Start of Data entries

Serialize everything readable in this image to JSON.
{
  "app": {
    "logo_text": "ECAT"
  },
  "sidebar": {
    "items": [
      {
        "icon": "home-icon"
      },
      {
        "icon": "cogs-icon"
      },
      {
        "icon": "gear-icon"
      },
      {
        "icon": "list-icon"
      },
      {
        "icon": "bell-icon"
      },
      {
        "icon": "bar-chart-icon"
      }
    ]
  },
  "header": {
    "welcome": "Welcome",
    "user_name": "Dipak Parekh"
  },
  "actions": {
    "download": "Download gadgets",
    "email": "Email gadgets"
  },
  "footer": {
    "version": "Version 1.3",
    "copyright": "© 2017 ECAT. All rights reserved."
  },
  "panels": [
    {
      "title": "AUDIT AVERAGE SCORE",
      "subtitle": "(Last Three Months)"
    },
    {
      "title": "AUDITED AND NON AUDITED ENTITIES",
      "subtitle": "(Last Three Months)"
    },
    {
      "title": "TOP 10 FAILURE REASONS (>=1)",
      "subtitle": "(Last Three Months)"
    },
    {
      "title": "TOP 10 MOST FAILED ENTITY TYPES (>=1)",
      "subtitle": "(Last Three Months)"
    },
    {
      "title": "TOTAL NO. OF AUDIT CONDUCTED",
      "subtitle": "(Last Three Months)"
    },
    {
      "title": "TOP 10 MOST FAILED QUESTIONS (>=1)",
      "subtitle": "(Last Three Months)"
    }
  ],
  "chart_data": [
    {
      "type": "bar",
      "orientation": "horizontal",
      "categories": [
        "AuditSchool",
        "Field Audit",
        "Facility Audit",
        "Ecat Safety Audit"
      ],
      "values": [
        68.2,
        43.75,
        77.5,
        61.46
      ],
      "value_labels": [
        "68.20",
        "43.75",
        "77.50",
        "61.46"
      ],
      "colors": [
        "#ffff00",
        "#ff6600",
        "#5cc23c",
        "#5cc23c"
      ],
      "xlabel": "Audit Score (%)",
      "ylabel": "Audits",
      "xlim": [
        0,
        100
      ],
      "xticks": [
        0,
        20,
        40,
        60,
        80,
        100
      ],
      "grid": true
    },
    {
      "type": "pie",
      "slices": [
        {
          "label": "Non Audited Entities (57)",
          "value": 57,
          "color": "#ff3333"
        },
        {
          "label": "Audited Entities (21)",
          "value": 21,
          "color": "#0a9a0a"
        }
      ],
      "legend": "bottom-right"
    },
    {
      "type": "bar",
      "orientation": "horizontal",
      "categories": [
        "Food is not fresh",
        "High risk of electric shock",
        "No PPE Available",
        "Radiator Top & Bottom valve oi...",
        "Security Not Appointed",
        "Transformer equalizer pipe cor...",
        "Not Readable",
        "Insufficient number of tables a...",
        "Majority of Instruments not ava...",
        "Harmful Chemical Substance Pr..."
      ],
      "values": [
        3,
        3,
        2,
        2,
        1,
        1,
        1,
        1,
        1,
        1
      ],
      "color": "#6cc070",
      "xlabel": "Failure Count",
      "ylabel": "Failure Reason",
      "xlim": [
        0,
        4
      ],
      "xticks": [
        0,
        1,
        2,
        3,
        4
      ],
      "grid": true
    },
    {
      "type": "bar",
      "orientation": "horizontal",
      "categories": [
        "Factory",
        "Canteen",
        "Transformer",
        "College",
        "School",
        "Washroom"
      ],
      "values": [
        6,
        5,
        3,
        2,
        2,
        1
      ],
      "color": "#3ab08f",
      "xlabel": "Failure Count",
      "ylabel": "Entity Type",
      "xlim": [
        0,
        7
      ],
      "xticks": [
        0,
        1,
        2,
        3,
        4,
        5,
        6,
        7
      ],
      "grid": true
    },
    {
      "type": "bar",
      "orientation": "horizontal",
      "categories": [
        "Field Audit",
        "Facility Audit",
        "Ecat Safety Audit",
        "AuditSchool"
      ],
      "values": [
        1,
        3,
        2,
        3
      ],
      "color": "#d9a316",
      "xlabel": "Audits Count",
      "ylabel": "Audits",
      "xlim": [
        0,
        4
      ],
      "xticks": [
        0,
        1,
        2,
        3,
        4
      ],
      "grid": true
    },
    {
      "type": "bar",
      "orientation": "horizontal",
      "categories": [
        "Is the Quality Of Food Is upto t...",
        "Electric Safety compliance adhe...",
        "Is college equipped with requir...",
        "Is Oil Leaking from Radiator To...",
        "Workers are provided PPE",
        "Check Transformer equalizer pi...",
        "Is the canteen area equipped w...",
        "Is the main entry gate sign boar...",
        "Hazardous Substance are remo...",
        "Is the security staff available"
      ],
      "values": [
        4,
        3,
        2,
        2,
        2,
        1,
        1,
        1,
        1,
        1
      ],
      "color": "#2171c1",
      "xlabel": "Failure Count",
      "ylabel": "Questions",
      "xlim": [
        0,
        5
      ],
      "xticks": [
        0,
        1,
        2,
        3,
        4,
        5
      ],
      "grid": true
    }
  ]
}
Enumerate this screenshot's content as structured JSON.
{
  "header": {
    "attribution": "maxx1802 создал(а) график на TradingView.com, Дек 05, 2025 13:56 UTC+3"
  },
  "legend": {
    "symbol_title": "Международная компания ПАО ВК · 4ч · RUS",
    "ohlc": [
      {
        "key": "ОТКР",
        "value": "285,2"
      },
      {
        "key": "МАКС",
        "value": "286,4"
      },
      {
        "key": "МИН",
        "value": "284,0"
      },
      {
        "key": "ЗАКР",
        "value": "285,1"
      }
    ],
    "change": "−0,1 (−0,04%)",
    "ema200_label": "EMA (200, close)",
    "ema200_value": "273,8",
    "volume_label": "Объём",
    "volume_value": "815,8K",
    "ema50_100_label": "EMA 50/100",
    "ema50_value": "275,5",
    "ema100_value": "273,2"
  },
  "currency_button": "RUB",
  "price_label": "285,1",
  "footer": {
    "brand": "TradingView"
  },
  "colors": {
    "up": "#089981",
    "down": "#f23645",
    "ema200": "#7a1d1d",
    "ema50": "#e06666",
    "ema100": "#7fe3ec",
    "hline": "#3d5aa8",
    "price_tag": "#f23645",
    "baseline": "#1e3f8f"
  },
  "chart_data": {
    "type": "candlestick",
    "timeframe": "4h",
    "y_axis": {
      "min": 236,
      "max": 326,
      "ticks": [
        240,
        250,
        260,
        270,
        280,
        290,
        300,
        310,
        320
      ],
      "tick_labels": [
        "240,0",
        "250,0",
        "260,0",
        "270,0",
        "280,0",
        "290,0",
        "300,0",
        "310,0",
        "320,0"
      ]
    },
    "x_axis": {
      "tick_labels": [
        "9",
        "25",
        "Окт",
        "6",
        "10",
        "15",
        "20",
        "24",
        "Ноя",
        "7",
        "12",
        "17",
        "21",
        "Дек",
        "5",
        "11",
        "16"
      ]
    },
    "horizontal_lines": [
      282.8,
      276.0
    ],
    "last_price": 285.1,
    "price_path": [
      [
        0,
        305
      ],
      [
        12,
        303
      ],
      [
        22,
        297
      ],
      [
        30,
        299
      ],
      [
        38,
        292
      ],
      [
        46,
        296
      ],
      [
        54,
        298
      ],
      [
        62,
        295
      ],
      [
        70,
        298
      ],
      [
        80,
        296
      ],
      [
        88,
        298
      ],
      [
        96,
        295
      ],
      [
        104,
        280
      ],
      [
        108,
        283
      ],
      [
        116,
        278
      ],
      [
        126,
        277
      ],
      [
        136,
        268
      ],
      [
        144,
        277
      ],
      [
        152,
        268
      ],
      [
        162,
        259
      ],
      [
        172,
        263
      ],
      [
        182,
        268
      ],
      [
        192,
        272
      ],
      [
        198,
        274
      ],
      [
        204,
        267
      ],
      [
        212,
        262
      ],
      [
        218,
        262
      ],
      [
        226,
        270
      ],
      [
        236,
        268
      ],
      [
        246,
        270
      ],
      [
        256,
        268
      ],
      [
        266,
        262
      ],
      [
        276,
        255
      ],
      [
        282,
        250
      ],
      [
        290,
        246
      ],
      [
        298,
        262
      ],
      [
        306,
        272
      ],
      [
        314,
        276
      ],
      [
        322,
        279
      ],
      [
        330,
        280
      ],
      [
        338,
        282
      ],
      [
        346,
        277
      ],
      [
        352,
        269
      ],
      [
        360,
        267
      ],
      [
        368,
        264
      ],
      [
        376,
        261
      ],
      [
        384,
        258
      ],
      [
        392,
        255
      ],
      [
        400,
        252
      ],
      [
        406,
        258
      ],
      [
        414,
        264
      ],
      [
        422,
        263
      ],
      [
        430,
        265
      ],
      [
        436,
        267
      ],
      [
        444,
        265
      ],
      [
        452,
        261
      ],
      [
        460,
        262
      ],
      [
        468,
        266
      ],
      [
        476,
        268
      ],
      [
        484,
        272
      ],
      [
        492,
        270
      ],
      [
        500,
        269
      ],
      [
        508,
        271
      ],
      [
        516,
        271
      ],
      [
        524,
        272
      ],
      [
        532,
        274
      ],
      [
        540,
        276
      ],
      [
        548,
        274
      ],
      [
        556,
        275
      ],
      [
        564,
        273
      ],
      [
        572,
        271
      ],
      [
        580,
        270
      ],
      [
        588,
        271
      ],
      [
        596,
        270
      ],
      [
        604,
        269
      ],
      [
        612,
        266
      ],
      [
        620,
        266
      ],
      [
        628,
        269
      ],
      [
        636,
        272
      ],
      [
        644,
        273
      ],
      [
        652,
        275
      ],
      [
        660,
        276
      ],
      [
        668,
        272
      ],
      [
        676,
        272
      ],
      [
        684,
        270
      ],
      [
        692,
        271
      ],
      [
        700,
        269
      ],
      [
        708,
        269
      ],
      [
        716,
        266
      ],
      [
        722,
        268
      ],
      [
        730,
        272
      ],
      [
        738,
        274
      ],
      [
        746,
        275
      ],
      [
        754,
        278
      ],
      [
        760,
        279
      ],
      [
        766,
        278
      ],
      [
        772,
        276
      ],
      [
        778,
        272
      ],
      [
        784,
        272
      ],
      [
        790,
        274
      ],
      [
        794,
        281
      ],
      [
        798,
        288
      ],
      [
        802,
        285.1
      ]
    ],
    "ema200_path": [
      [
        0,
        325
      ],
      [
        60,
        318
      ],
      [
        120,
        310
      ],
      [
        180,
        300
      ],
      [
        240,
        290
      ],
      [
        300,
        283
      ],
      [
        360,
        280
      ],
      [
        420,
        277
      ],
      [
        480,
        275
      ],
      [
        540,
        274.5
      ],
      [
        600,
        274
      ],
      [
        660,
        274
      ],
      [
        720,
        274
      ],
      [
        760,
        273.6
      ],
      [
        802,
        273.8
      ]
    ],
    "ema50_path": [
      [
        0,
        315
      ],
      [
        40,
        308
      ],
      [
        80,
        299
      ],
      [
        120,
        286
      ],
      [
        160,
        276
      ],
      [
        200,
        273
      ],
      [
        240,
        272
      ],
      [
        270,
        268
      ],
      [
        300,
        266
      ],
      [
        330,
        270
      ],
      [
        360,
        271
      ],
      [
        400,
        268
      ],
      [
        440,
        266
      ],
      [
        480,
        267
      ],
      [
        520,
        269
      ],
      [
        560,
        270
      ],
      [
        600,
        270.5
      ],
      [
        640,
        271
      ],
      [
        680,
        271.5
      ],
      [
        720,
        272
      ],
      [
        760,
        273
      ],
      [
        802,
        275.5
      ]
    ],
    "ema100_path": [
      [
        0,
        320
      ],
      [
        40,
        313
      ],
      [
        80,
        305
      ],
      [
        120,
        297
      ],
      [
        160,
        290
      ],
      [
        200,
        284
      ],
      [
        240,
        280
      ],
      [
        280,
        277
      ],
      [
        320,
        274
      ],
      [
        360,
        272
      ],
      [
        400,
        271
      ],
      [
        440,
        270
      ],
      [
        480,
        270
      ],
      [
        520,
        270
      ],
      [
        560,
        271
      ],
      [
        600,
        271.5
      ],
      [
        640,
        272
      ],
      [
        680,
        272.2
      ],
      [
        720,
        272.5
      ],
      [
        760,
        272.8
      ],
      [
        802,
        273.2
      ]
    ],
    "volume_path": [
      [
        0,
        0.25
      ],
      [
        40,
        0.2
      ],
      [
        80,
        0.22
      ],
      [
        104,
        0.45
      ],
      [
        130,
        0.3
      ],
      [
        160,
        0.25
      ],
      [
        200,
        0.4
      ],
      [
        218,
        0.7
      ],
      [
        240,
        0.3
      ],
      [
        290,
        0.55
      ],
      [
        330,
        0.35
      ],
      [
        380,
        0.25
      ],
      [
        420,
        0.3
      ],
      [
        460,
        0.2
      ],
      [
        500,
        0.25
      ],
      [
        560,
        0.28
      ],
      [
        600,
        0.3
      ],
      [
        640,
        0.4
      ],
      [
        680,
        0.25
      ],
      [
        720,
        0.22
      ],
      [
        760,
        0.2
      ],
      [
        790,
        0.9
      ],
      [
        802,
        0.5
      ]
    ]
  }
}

End of Data entries

● **Task objective**
Extract every line containing the string "TradingView" from the material.

● **Result**
    "attribution": "maxx1802 создал(а) график на TradingView.com, Дек 05, 2025 13:56 UTC+3"
    "brand": "TradingView"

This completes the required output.